- _Set problem_
Every line of the material that follows must be printed again exactly.

***** Data for this task *****

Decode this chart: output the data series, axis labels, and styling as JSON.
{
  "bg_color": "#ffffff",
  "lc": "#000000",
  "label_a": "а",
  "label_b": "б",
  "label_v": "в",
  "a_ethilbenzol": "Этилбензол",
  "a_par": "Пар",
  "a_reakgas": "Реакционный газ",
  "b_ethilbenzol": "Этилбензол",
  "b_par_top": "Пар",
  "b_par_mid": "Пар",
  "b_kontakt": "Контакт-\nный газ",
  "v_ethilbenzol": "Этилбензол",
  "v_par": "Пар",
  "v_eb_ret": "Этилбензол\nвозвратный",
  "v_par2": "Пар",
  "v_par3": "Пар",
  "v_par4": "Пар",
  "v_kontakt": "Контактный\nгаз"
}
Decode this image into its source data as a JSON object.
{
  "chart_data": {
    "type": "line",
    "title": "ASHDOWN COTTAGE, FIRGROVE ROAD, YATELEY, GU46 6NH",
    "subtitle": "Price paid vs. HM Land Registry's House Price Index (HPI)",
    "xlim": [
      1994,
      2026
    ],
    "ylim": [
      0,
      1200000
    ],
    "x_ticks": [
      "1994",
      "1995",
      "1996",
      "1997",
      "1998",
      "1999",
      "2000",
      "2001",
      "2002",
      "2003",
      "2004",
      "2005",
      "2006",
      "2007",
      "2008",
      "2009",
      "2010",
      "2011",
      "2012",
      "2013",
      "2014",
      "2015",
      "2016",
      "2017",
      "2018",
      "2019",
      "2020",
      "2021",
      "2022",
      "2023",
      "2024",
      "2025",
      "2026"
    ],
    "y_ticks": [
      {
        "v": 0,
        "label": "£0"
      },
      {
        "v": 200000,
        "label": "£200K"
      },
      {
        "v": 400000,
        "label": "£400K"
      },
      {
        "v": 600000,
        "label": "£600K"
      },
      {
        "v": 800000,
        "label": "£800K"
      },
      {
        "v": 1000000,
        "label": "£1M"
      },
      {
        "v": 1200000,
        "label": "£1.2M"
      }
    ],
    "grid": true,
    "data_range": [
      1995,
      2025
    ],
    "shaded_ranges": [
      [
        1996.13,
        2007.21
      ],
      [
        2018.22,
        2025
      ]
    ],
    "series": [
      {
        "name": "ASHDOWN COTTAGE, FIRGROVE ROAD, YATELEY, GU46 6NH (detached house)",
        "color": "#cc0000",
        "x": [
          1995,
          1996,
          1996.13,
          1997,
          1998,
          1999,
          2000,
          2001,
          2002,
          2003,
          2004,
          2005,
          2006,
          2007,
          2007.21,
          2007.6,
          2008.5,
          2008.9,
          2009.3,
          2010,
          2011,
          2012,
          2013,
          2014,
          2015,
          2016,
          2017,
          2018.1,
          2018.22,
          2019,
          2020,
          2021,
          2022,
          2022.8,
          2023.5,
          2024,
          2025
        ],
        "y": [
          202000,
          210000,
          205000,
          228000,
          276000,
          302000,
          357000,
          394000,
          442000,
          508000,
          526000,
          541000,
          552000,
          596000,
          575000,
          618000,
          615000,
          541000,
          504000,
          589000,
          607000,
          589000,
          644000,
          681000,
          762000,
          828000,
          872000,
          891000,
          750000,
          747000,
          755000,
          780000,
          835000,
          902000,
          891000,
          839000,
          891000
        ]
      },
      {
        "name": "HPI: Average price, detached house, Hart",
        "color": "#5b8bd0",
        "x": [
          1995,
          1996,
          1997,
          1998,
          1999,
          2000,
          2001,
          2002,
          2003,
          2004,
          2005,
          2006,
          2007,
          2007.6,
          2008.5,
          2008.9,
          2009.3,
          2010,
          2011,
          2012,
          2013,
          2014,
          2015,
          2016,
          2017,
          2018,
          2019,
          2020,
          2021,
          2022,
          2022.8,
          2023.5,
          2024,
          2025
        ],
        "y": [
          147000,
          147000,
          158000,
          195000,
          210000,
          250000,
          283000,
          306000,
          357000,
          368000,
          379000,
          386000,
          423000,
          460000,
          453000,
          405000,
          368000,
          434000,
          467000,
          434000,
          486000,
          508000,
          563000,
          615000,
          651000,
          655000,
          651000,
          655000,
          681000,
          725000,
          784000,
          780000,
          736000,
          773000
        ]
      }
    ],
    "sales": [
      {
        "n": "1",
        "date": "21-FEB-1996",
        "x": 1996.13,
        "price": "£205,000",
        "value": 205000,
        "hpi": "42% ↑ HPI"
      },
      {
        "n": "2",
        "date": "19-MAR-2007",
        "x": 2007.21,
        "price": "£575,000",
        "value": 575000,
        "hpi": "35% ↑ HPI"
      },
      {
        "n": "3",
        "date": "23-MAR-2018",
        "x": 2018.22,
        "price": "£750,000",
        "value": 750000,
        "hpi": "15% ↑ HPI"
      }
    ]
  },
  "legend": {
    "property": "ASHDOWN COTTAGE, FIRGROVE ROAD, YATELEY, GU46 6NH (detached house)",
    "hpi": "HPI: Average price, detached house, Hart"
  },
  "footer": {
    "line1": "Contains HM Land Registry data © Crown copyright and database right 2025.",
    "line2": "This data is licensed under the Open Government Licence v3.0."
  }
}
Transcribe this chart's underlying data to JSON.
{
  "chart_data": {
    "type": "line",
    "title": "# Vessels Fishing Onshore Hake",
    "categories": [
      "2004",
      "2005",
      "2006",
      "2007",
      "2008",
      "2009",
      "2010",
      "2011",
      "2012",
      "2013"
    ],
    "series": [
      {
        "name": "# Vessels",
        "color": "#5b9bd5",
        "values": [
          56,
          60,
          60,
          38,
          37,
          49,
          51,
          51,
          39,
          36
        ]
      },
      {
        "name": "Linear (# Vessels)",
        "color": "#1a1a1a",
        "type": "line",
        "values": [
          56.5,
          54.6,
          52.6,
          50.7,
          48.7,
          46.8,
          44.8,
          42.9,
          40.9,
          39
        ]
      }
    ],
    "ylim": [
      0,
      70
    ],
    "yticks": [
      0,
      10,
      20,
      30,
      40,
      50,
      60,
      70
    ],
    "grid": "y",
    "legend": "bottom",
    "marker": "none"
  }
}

*****

- _Result of this task_
Decode this chart: output the data series, axis labels, and styling as JSON.
{
  "bg_color": "#ffffff",
  "lc": "#000000",
  "label_a": "а",
  "label_b": "б",
  "label_v": "в",
  "a_ethilbenzol": "Этилбензол",
  "a_par": "Пар",
  "a_reakgas": "Реакционный газ",
  "b_ethilbenzol": "Этилбензол",
  "b_par_top": "Пар",
  "b_par_mid": "Пар",
  "b_kontakt": "Контакт-\nный газ",
  "v_ethilbenzol": "Этилбензол",
  "v_par": "Пар",
  "v_eb_ret": "Этилбензол\nвозвратный",
  "v_par2": "Пар",
  "v_par3": "Пар",
  "v_par4": "Пар",
  "v_kontakt": "Контактный\nгаз"
}
Decode this image into its source data as a JSON object.
{
  "chart_data": {
    "type": "line",
    "title": "ASHDOWN COTTAGE, FIRGROVE ROAD, YATELEY, GU46 6NH",
    "subtitle": "Price paid vs. HM Land Registry's House Price Index (HPI)",
    "xlim": [
      1994,
      2026
    ],
    "ylim": [
      0,
      1200000
    ],
    "x_ticks": [
      "1994",
      "1995",
      "1996",
      "1997",
      "1998",
      "1999",
      "2000",
      "2001",
      "2002",
      "2003",
      "2004",
      "2005",
      "2006",
      "2007",
      "2008",
      "2009",
      "2010",
      "2011",
      "2012",
      "2013",
      "2014",
      "2015",
      "2016",
      "2017",
      "2018",
      "2019",
      "2020",
      "2021",
      "2022",
      "2023",
      "2024",
      "2025",
      "2026"
    ],
    "y_ticks": [
      {
        "v": 0,
        "label": "£0"
      },
      {
        "v": 200000,
        "label": "£200K"
      },
      {
        "v": 400000,
        "label": "£400K"
      },
      {
        "v": 600000,
        "label": "£600K"
      },
      {
        "v": 800000,
        "label": "£800K"
      },
      {
        "v": 1000000,
        "label": "£1M"
      },
      {
        "v": 1200000,
        "label": "£1.2M"
      }
    ],
    "grid": true,
    "data_range": [
      1995,
      2025
    ],
    "shaded_ranges": [
      [
        1996.13,
        2007.21
      ],
      [
        2018.22,
        2025
      ]
    ],
    "series": [
      {
        "name": "ASHDOWN COTTAGE, FIRGROVE ROAD, YATELEY, GU46 6NH (detached house)",
        "color": "#cc0000",
        "x": [
          1995,
          1996,
          1996.13,
          1997,
          1998,
          1999,
          2000,
          2001,
          2002,
          2003,
          2004,
          2005,
          2006,
          2007,
          2007.21,
          2007.6,
          2008.5,
          2008.9,
          2009.3,
          2010,
          2011,
          2012,
          2013,
          2014,
          2015,
          2016,
          2017,
          2018.1,
          2018.22,
          2019,
          2020,
          2021,
          2022,
          2022.8,
          2023.5,
          2024,
          2025
        ],
        "y": [
          202000,
          210000,
          205000,
          228000,
          276000,
          302000,
          357000,
          394000,
          442000,
          508000,
          526000,
          541000,
          552000,
          596000,
          575000,
          618000,
          615000,
          541000,
          504000,
          589000,
          607000,
          589000,
          644000,
          681000,
          762000,
          828000,
          872000,
          891000,
          750000,
          747000,
          755000,
          780000,
          835000,
          902000,
          891000,
          839000,
          891000
        ]
      },
      {
        "name": "HPI: Average price, detached house, Hart",
        "color": "#5b8bd0",
        "x": [
          1995,
          1996,
          1997,
          1998,
          1999,
          2000,
          2001,
          2002,
          2003,
          2004,
          2005,
          2006,
          2007,
          2007.6,
          2008.5,
          2008.9,
          2009.3,
          2010,
          2011,
          2012,
          2013,
          2014,
          2015,
          2016,
          2017,
          2018,
          2019,
          2020,
          2021,
          2022,
          2022.8,
          2023.5,
          2024,
          2025
        ],
        "y": [
          147000,
          147000,
          158000,
          195000,
          210000,
          250000,
          283000,
          306000,
          357000,
          368000,
          379000,
          386000,
          423000,
          460000,
          453000,
          405000,
          368000,
          434000,
          467000,
          434000,
          486000,
          508000,
          563000,
          615000,
          651000,
          655000,
          651000,
          655000,
          681000,
          725000,
          784000,
          780000,
          736000,
          773000
        ]
      }
    ],
    "sales": [
      {
        "n": "1",
        "date": "21-FEB-1996",
        "x": 1996.13,
        "price": "£205,000",
        "value": 205000,
        "hpi": "42% ↑ HPI"
      },
      {
        "n": "2",
        "date": "19-MAR-2007",
        "x": 2007.21,
        "price": "£575,000",
        "value": 575000,
        "hpi": "35% ↑ HPI"
      },
      {
        "n": "3",
        "date": "23-MAR-2018",
        "x": 2018.22,
        "price": "£750,000",
        "value": 750000,
        "hpi": "15% ↑ HPI"
      }
    ]
  },
  "legend": {
    "property": "ASHDOWN COTTAGE, FIRGROVE ROAD, YATELEY, GU46 6NH (detached house)",
    "hpi": "HPI: Average price, detached house, Hart"
  },
  "footer": {
    "line1": "Contains HM Land Registry data © Crown copyright and database right 2025.",
    "line2": "This data is licensed under the Open Government Licence v3.0."
  }
}
Transcribe this chart's underlying data to JSON.
{
  "chart_data": {
    "type": "line",
    "title": "# Vessels Fishing Onshore Hake",
    "categories": [
      "2004",
      "2005",
      "2006",
      "2007",
      "2008",
      "2009",
      "2010",
      "2011",
      "2012",
      "2013"
    ],
    "series": [
      {
        "name": "# Vessels",
        "color": "#5b9bd5",
        "values": [
          56,
          60,
          60,
          38,
          37,
          49,
          51,
          51,
          39,
          36
        ]
      },
      {
        "name": "Linear (# Vessels)",
        "color": "#1a1a1a",
        "type": "line",
        "values": [
          56.5,
          54.6,
          52.6,
          50.7,
          48.7,
          46.8,
          44.8,
          42.9,
          40.9,
          39
        ]
      }
    ],
    "ylim": [
      0,
      70
    ],
    "yticks": [
      0,
      10,
      20,
      30,
      40,
      50,
      60,
      70
    ],
    "grid": "y",
    "legend": "bottom",
    "marker": "none"
  }
}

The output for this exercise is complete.